• _WHAT YOU ARE ASKED TO DO_: Copy every line, leaving nothing out and adding nothing.

• _Records from a data source_:
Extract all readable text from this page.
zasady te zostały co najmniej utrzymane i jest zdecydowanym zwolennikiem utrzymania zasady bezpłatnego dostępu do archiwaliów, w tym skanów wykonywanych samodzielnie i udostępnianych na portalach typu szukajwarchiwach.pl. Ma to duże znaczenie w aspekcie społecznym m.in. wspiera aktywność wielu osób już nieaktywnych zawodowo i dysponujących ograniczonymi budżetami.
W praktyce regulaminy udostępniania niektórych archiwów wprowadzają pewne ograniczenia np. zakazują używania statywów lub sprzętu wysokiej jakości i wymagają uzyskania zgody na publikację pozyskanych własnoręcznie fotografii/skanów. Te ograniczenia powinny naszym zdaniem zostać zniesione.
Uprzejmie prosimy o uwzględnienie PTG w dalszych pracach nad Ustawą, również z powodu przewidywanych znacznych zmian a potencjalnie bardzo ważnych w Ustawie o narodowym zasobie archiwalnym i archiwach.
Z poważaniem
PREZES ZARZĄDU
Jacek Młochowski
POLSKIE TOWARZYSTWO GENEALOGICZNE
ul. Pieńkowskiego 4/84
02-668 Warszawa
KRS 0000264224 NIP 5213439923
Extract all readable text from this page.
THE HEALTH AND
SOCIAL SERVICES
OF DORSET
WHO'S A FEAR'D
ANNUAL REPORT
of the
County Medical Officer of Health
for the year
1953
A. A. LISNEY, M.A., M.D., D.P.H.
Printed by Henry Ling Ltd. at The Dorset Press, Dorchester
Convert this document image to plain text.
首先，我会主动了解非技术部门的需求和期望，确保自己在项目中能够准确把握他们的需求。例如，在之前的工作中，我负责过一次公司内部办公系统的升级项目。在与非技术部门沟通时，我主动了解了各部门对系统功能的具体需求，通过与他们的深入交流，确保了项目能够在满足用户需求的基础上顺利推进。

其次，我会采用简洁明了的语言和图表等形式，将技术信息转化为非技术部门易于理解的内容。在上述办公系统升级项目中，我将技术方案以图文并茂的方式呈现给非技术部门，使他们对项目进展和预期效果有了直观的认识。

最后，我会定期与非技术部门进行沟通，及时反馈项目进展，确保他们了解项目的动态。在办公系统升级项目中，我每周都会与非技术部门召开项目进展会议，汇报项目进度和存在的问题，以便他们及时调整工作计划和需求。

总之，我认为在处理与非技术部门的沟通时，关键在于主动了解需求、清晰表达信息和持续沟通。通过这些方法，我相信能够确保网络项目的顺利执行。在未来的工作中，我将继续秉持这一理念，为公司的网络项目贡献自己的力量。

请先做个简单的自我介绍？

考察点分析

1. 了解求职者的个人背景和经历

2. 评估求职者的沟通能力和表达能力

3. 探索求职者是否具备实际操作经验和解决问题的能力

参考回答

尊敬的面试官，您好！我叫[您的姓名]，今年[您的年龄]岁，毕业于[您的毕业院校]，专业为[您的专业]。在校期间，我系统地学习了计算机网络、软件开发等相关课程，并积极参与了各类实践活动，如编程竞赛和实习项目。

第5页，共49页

• _THE REPLY_:
Extract all readable text from this page.
zasady te zostały co najmniej utrzymane i jest zdecydowanym zwolennikiem utrzymania zasady bezpłatnego dostępu do archiwaliów, w tym skanów wykonywanych samodzielnie i udostępnianych na portalach typu szukajwarchiwach.pl. Ma to duże znaczenie w aspekcie społecznym m.in. wspiera aktywność wielu osób już nieaktywnych zawodowo i dysponujących ograniczonymi budżetami.
W praktyce regulaminy udostępniania niektórych archiwów wprowadzają pewne ograniczenia np. zakazują używania statywów lub sprzętu wysokiej jakości i wymagają uzyskania zgody na publikację pozyskanych własnoręcznie fotografii/skanów. Te ograniczenia powinny naszym zdaniem zostać zniesione.
Uprzejmie prosimy o uwzględnienie PTG w dalszych pracach nad Ustawą, również z powodu przewidywanych znacznych zmian a potencjalnie bardzo ważnych w Ustawie o narodowym zasobie archiwalnym i archiwach.
Z poważaniem
PREZES ZARZĄDU
Jacek Młochowski
POLSKIE TOWARZYSTWO GENEALOGICZNE
ul. Pieńkowskiego 4/84
02-668 Warszawa
KRS 0000264224 NIP 5213439923
Extract all readable text from this page.
THE HEALTH AND
SOCIAL SERVICES
OF DORSET
WHO'S A FEAR'D
ANNUAL REPORT
of the
County Medical Officer of Health
for the year
1953
A. A. LISNEY, M.A., M.D., D.P.H.
Printed by Henry Ling Ltd. at The Dorset Press, Dorchester
Convert this document image to plain text.
首先，我会主动了解非技术部门的需求和期望，确保自己在项目中能够准确把握他们的需求。例如，在之前的工作中，我负责过一次公司内部办公系统的升级项目。在与非技术部门沟通时，我主动了解了各部门对系统功能的具体需求，通过与他们的深入交流，确保了项目能够在满足用户需求的基础上顺利推进。

其次，我会采用简洁明了的语言和图表等形式，将技术信息转化为非技术部门易于理解的内容。在上述办公系统升级项目中，我将技术方案以图文并茂的方式呈现给非技术部门，使他们对项目进展和预期效果有了直观的认识。

最后，我会定期与非技术部门进行沟通，及时反馈项目进展，确保他们了解项目的动态。在办公系统升级项目中，我每周都会与非技术部门召开项目进展会议，汇报项目进度和存在的问题，以便他们及时调整工作计划和需求。

总之，我认为在处理与非技术部门的沟通时，关键在于主动了解需求、清晰表达信息和持续沟通。通过这些方法，我相信能够确保网络项目的顺利执行。在未来的工作中，我将继续秉持这一理念，为公司的网络项目贡献自己的力量。

请先做个简单的自我介绍？

考察点分析

1. 了解求职者的个人背景和经历

2. 评估求职者的沟通能力和表达能力

3. 探索求职者是否具备实际操作经验和解决问题的能力

参考回答

尊敬的面试官，您好！我叫[您的姓名]，今年[您的年龄]岁，毕业于[您的毕业院校]，专业为[您的专业]。在校期间，我系统地学习了计算机网络、软件开发等相关课程，并积极参与了各类实践活动，如编程竞赛和实习项目。

第5页，共49页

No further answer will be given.